■ Objective ■
Extend the news passage on collapsing potato prices for farmers in Uttar Pradesh, picking up after its final sentence.

■ Passage shown ■
Sorai Village: Even as official data show food inflation at 5-6%, elevated levels compared with the subdued prices of most other items, farmers are barely realising remunerative prices for their produce, another reason why rural consumption demand is dismally low. Potato farmers in Uttar Pradesh, for example, are selling the vegetable at a fifth of the price a year ago, thanks to a glut caused by excess production and unseasonal rains.

Meet Kripal Singh, a farmer who has grown potato in his 10-acre land in a village in Agra district. With an investment of around  Rs 1 lakh per acre that included the expenses incurred for seed, water, fertiliser and labour charges, the potato yield had been around 100 quintals per acre.

But given the wholesale price of potato is currently between R200 and R300 a quintal, Singh is clueless about how to recover his investment. Around this time last year, potato prices in Agra were ruling in the range of R1,200-1,500 a quintal.

■ Listed entries ■
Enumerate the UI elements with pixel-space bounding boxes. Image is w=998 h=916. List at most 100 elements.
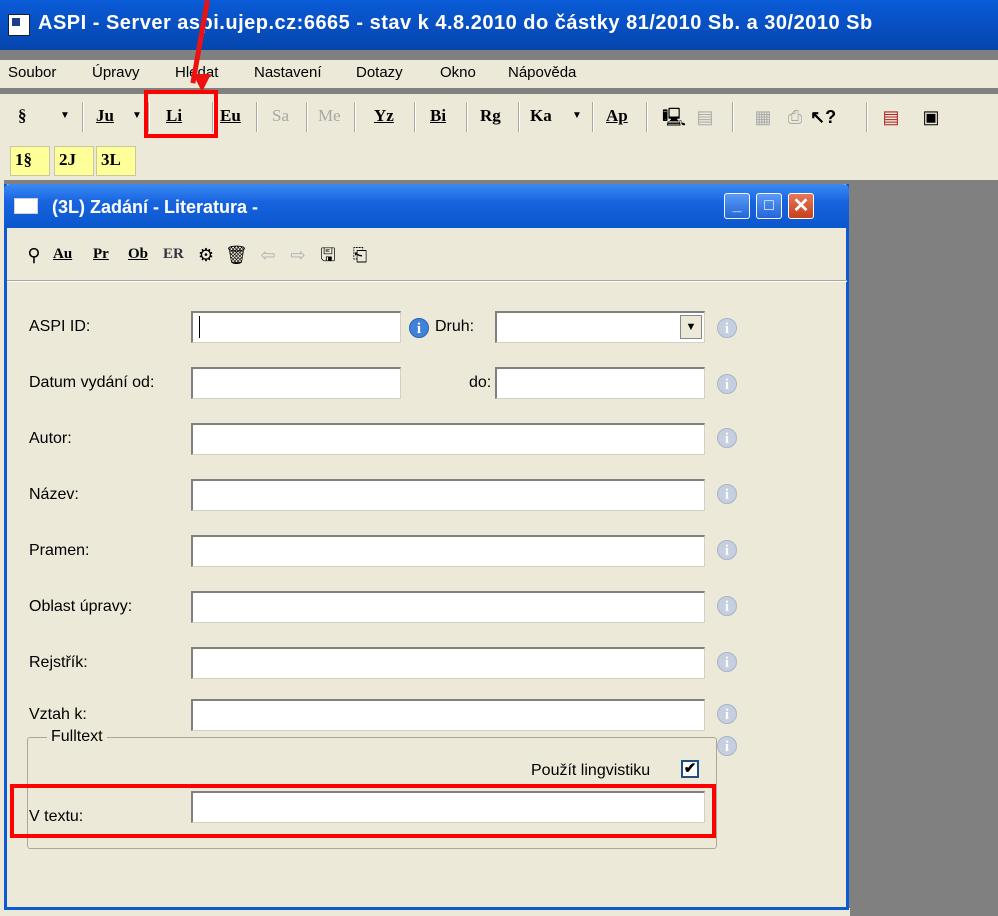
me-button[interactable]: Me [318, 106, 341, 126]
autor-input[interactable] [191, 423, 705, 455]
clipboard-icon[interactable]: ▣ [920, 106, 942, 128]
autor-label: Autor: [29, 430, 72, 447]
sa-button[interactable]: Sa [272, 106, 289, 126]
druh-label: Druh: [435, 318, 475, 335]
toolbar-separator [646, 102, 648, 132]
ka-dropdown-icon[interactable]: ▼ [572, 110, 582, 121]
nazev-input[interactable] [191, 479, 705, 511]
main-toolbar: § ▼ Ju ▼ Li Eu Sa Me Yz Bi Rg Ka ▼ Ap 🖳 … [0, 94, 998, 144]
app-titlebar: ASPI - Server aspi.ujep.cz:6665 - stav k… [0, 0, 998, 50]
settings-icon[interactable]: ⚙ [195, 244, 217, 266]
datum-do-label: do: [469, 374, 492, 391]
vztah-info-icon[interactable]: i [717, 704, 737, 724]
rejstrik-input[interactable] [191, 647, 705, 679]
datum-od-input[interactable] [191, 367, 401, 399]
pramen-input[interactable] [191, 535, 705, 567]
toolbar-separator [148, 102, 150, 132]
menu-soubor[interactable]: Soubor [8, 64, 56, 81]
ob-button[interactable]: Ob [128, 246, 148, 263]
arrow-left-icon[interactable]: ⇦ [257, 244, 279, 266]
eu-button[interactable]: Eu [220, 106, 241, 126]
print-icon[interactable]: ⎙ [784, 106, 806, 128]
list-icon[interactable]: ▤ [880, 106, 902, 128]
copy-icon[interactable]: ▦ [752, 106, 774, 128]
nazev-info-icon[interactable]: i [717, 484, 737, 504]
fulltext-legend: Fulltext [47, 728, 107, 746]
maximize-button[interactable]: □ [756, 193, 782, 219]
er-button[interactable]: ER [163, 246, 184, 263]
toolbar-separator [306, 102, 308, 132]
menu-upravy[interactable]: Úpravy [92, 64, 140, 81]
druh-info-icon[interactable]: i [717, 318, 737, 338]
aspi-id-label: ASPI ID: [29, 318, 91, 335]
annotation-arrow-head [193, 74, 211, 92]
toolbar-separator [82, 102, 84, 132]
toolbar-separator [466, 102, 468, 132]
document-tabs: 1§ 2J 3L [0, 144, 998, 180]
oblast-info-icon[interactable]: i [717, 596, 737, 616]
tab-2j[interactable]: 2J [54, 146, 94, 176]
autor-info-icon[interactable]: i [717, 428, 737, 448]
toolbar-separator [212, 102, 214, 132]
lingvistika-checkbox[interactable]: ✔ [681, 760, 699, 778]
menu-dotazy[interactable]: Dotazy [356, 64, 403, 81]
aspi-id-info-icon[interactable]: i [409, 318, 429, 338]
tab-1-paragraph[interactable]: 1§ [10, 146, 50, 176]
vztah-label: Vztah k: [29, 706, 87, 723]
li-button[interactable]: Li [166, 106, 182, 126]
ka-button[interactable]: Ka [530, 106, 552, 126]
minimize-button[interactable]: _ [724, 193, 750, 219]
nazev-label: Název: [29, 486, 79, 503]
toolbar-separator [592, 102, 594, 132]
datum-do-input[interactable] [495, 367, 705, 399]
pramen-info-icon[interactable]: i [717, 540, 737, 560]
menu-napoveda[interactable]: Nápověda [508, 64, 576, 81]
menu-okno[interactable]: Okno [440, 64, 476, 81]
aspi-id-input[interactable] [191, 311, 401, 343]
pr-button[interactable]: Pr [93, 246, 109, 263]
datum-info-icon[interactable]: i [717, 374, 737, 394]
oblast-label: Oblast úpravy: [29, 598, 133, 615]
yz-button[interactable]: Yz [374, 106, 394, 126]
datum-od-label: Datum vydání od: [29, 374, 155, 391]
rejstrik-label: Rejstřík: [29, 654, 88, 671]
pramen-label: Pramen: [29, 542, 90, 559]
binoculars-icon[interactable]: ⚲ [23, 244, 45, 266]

■ Reply ■
Although the impact of recent unseasonal rains on food prices has been much less than feared, food inflation has persisted at elevated levels in both the wholesale and consumer price indices — 5.73% and 5.11%, respectively — for April. Considering that the farm ministry has forecast a 5% drop in grain production in the current crop year through June, the prospects are dim for farmers in several regions, although a favourable base might produce lower food inflation figures in the coming months.

Because of the unseasonal rains and hailstorms immediately before the harvesting in March, farmers had no option but to bring in a substantial part of their produce to the market, causing the price crash. “At present, there is a glut and we are doubtful whether the prices would see an increase sharp enough to stem our losses even in the coming months,” Singh told FE. He and many other farmers in the Uttar Pradesh’s potato-growing regions have put roughly 80% of their produce in cold storage units, anticipating a higher price in the future.

Mohan Singh, another farmer from the same village Kripal Singh hails from, had grown potato in 40 acres. But he is not sure whether he would take up cultivation of vegetables next year. He said the cost of production had gone up this year, adding that the increase in potato output resulted in a sharp fall in prices. He could not sell a major part of his produce in an oversupplied market, causing it to rot.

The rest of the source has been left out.